* [Set task] Narrow the data below down to the lines containing "Deployable".
-- Begin Entries --
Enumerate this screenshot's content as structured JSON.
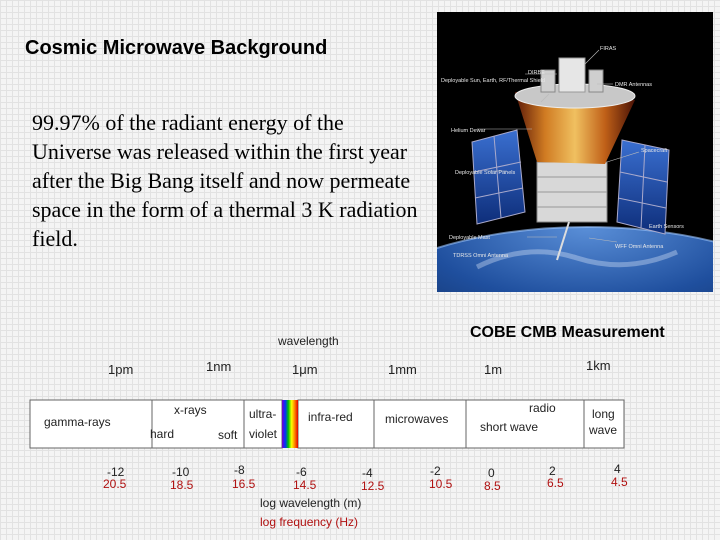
{
  "slide": {
    "title": "Cosmic Microwave Background",
    "body": "99.97% of the radiant energy of the Universe was released within the first year after the Big Bang itself and now permeate space in the form of a thermal 3 K radiation field."
  },
  "photo": {
    "labels": [
      "FIRAS",
      "DIRBE",
      "Deployable Sun, Earth, RF/Thermal Shield",
      "DMR Antennas",
      "Helium Dewar",
      "Spacecraft",
      "Deployable Solar Panels",
      "Earth Sensors",
      "Deployable Mast",
      "WFF Omni Antenna",
      "TDRSS Omni Antenna"
    ]
  },
  "cobe_label": "COBE CMB Measurement",
  "spectrum": {
    "wavelength_label": "wavelength",
    "units": [
      "1pm",
      "1nm",
      "1μm",
      "1mm",
      "1m",
      "1km"
    ],
    "bands": {
      "gamma": "gamma-rays",
      "xray": "x-rays",
      "hard": "hard",
      "soft": "soft",
      "ultra": "ultra-",
      "violet": "violet",
      "infrared": "infra-red",
      "microwaves": "microwaves",
      "radio": "radio",
      "short_wave": "short wave",
      "long": "long",
      "wave": "wave"
    },
    "log_wavelengths": [
      "-12",
      "-10",
      "-8",
      "-6",
      "-4",
      "-2",
      "0",
      "2",
      "4"
    ],
    "log_frequencies": [
      "20.5",
      "18.5",
      "16.5",
      "14.5",
      "12.5",
      "10.5",
      "8.5",
      "6.5",
      "4.5"
    ],
    "axis_wavelength": "log wavelength (m)",
    "axis_frequency": "log frequency (Hz)"
  }
}
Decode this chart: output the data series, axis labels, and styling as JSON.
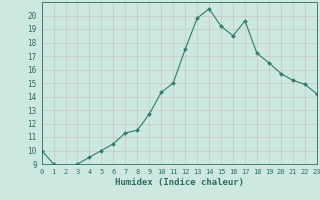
{
  "x": [
    0,
    1,
    2,
    3,
    4,
    5,
    6,
    7,
    8,
    9,
    10,
    11,
    12,
    13,
    14,
    15,
    16,
    17,
    18,
    19,
    20,
    21,
    22,
    23
  ],
  "y": [
    10,
    9,
    8.8,
    9,
    9.5,
    10,
    10.5,
    11.3,
    11.5,
    12.7,
    14.3,
    15,
    17.5,
    19.8,
    20.5,
    19.2,
    18.5,
    19.6,
    17.2,
    16.5,
    15.7,
    15.2,
    14.9,
    14.2
  ],
  "line_color": "#2d7d6e",
  "marker": "D",
  "marker_size": 2.0,
  "bg_color": "#cce8e0",
  "grid_color_minor": "#b8d8d0",
  "grid_color_major": "#c8c0b8",
  "xlabel": "Humidex (Indice chaleur)",
  "ylim": [
    9,
    21
  ],
  "xlim": [
    0,
    23
  ],
  "yticks": [
    9,
    10,
    11,
    12,
    13,
    14,
    15,
    16,
    17,
    18,
    19,
    20
  ],
  "xticks": [
    0,
    1,
    2,
    3,
    4,
    5,
    6,
    7,
    8,
    9,
    10,
    11,
    12,
    13,
    14,
    15,
    16,
    17,
    18,
    19,
    20,
    21,
    22,
    23
  ],
  "tick_label_color": "#2d6e60",
  "axis_color": "#2d6e60",
  "xlabel_color": "#2d6e60"
}
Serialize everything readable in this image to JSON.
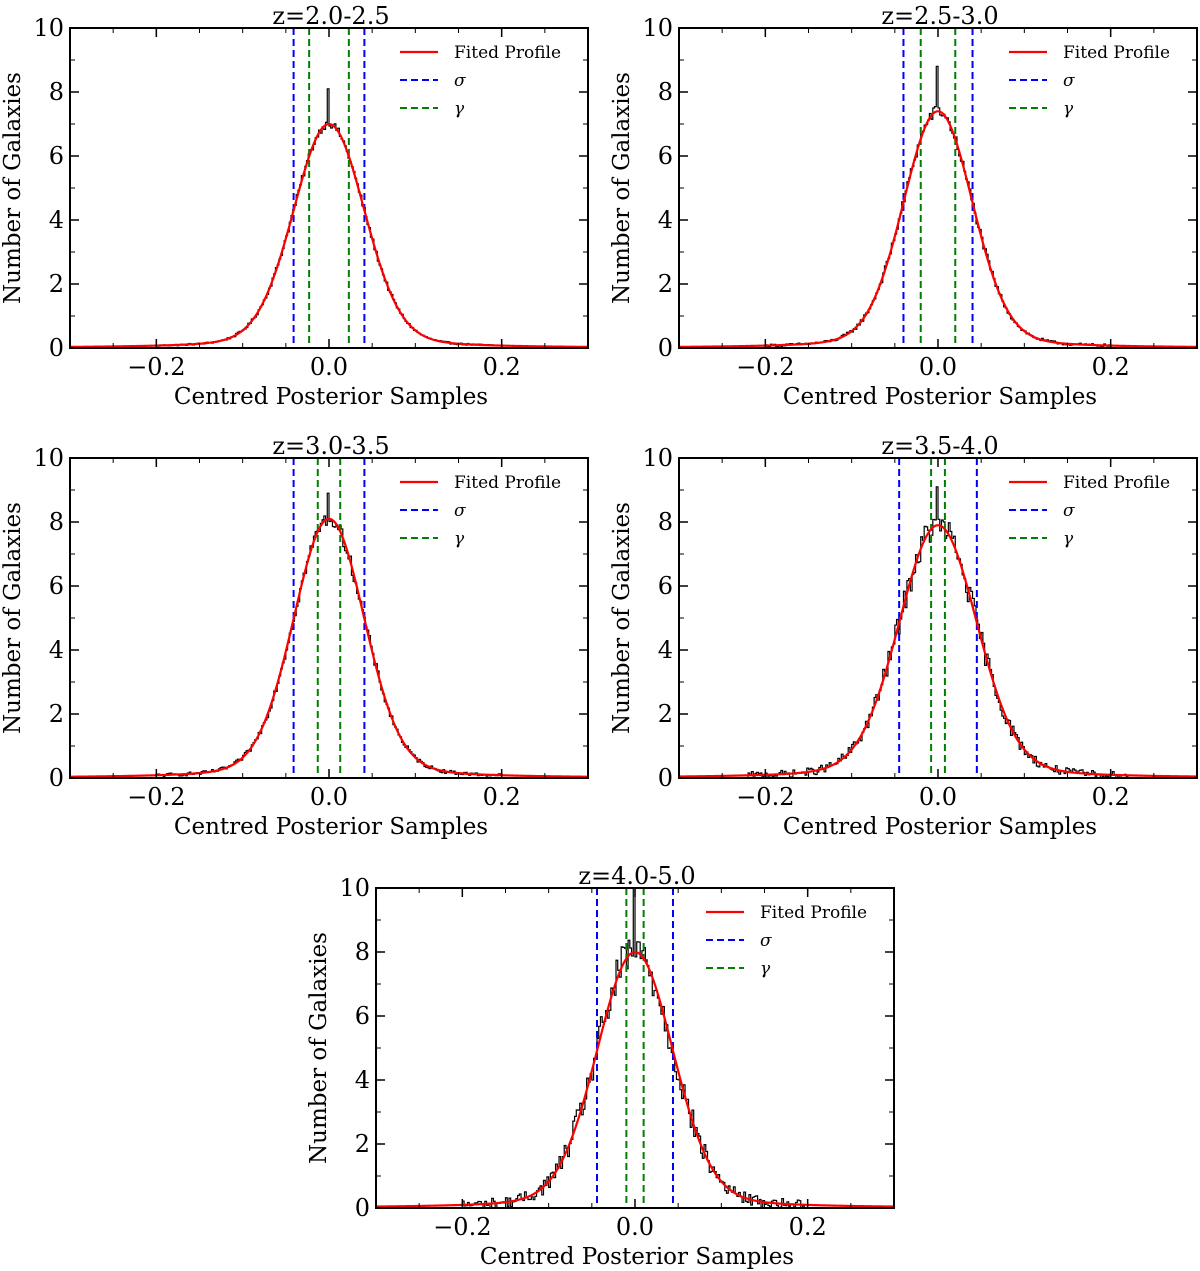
{
  "figure": {
    "panels": [
      {
        "id": "p1",
        "title": "z=2.0-2.5"
      },
      {
        "id": "p2",
        "title": "z=2.5-3.0"
      },
      {
        "id": "p3",
        "title": "z=3.0-3.5"
      },
      {
        "id": "p4",
        "title": "z=3.5-4.0"
      },
      {
        "id": "p5",
        "title": "z=4.0-5.0"
      }
    ],
    "xlabel": "Centred Posterior Samples",
    "ylabel": "Number of Galaxies",
    "legend": {
      "fit": "Fited Profile",
      "sigma": "σ",
      "gamma": "γ"
    }
  },
  "chart_data": [
    {
      "type": "line",
      "title": "z=2.0-2.5",
      "xlabel": "Centred Posterior Samples",
      "ylabel": "Number of Galaxies",
      "xlim": [
        -0.3,
        0.3
      ],
      "ylim": [
        0,
        10
      ],
      "xticks": [
        -0.2,
        0.0,
        0.2
      ],
      "xtick_labels": [
        "−0.2",
        "0.0",
        "0.2"
      ],
      "yticks": [
        0,
        2,
        4,
        6,
        8,
        10
      ],
      "ytick_labels": [
        "0",
        "2",
        "4",
        "6",
        "8",
        "10"
      ],
      "fit": {
        "peak": 7.0,
        "sigma": 0.041,
        "gamma": 0.023
      },
      "sigma_lines": [
        -0.041,
        0.041
      ],
      "gamma_lines": [
        -0.023,
        0.023
      ],
      "hist": {
        "x_range": [
          -0.2,
          0.2
        ],
        "max": 8.1,
        "noise": 0.12
      },
      "series": [
        {
          "name": "Fited Profile",
          "color": "#ff0000"
        },
        {
          "name": "σ",
          "color": "#0000ff"
        },
        {
          "name": "γ",
          "color": "#007f00"
        }
      ],
      "legend": "top-right"
    },
    {
      "type": "line",
      "title": "z=2.5-3.0",
      "xlabel": "Centred Posterior Samples",
      "ylabel": "Number of Galaxies",
      "xlim": [
        -0.3,
        0.3
      ],
      "ylim": [
        0,
        10
      ],
      "xticks": [
        -0.2,
        0.0,
        0.2
      ],
      "xtick_labels": [
        "−0.2",
        "0.0",
        "0.2"
      ],
      "yticks": [
        0,
        2,
        4,
        6,
        8,
        10
      ],
      "ytick_labels": [
        "0",
        "2",
        "4",
        "6",
        "8",
        "10"
      ],
      "fit": {
        "peak": 7.4,
        "sigma": 0.04,
        "gamma": 0.02
      },
      "sigma_lines": [
        -0.04,
        0.04
      ],
      "gamma_lines": [
        -0.02,
        0.02
      ],
      "hist": {
        "x_range": [
          -0.2,
          0.2
        ],
        "max": 8.8,
        "noise": 0.18
      },
      "series": [
        {
          "name": "Fited Profile",
          "color": "#ff0000"
        },
        {
          "name": "σ",
          "color": "#0000ff"
        },
        {
          "name": "γ",
          "color": "#007f00"
        }
      ],
      "legend": "top-right"
    },
    {
      "type": "line",
      "title": "z=3.0-3.5",
      "xlabel": "Centred Posterior Samples",
      "ylabel": "Number of Galaxies",
      "xlim": [
        -0.3,
        0.3
      ],
      "ylim": [
        0,
        10
      ],
      "xticks": [
        -0.2,
        0.0,
        0.2
      ],
      "xtick_labels": [
        "−0.2",
        "0.0",
        "0.2"
      ],
      "yticks": [
        0,
        2,
        4,
        6,
        8,
        10
      ],
      "ytick_labels": [
        "0",
        "2",
        "4",
        "6",
        "8",
        "10"
      ],
      "fit": {
        "peak": 8.1,
        "sigma": 0.041,
        "gamma": 0.013
      },
      "sigma_lines": [
        -0.041,
        0.041
      ],
      "gamma_lines": [
        -0.013,
        0.013
      ],
      "hist": {
        "x_range": [
          -0.2,
          0.2
        ],
        "max": 8.9,
        "noise": 0.22
      },
      "series": [
        {
          "name": "Fited Profile",
          "color": "#ff0000"
        },
        {
          "name": "σ",
          "color": "#0000ff"
        },
        {
          "name": "γ",
          "color": "#007f00"
        }
      ],
      "legend": "top-right"
    },
    {
      "type": "line",
      "title": "z=3.5-4.0",
      "xlabel": "Centred Posterior Samples",
      "ylabel": "Number of Galaxies",
      "xlim": [
        -0.3,
        0.3
      ],
      "ylim": [
        0,
        10
      ],
      "xticks": [
        -0.2,
        0.0,
        0.2
      ],
      "xtick_labels": [
        "−0.2",
        "0.0",
        "0.2"
      ],
      "yticks": [
        0,
        2,
        4,
        6,
        8,
        10
      ],
      "ytick_labels": [
        "0",
        "2",
        "4",
        "6",
        "8",
        "10"
      ],
      "fit": {
        "peak": 7.9,
        "sigma": 0.045,
        "gamma": 0.008
      },
      "sigma_lines": [
        -0.045,
        0.045
      ],
      "gamma_lines": [
        -0.008,
        0.008
      ],
      "hist": {
        "x_range": [
          -0.22,
          0.22
        ],
        "max": 9.1,
        "noise": 0.45
      },
      "series": [
        {
          "name": "Fited Profile",
          "color": "#ff0000"
        },
        {
          "name": "σ",
          "color": "#0000ff"
        },
        {
          "name": "γ",
          "color": "#007f00"
        }
      ],
      "legend": "top-right"
    },
    {
      "type": "line",
      "title": "z=4.0-5.0",
      "xlabel": "Centred Posterior Samples",
      "ylabel": "Number of Galaxies",
      "xlim": [
        -0.3,
        0.3
      ],
      "ylim": [
        0,
        10
      ],
      "xticks": [
        -0.2,
        0.0,
        0.2
      ],
      "xtick_labels": [
        "−0.2",
        "0.0",
        "0.2"
      ],
      "yticks": [
        0,
        2,
        4,
        6,
        8,
        10
      ],
      "ytick_labels": [
        "0",
        "2",
        "4",
        "6",
        "8",
        "10"
      ],
      "fit": {
        "peak": 8.0,
        "sigma": 0.044,
        "gamma": 0.01
      },
      "sigma_lines": [
        -0.044,
        0.044
      ],
      "gamma_lines": [
        -0.01,
        0.01
      ],
      "hist": {
        "x_range": [
          -0.2,
          0.2
        ],
        "max": 10.0,
        "noise": 0.65
      },
      "series": [
        {
          "name": "Fited Profile",
          "color": "#ff0000"
        },
        {
          "name": "σ",
          "color": "#0000ff"
        },
        {
          "name": "γ",
          "color": "#007f00"
        }
      ],
      "legend": "top-right"
    }
  ]
}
-- End Entries --
* [Problem solution]
      "Deployable Sun, Earth, RF/Thermal Shield",
      "Deployable Solar Panels",
      "Deployable Mast",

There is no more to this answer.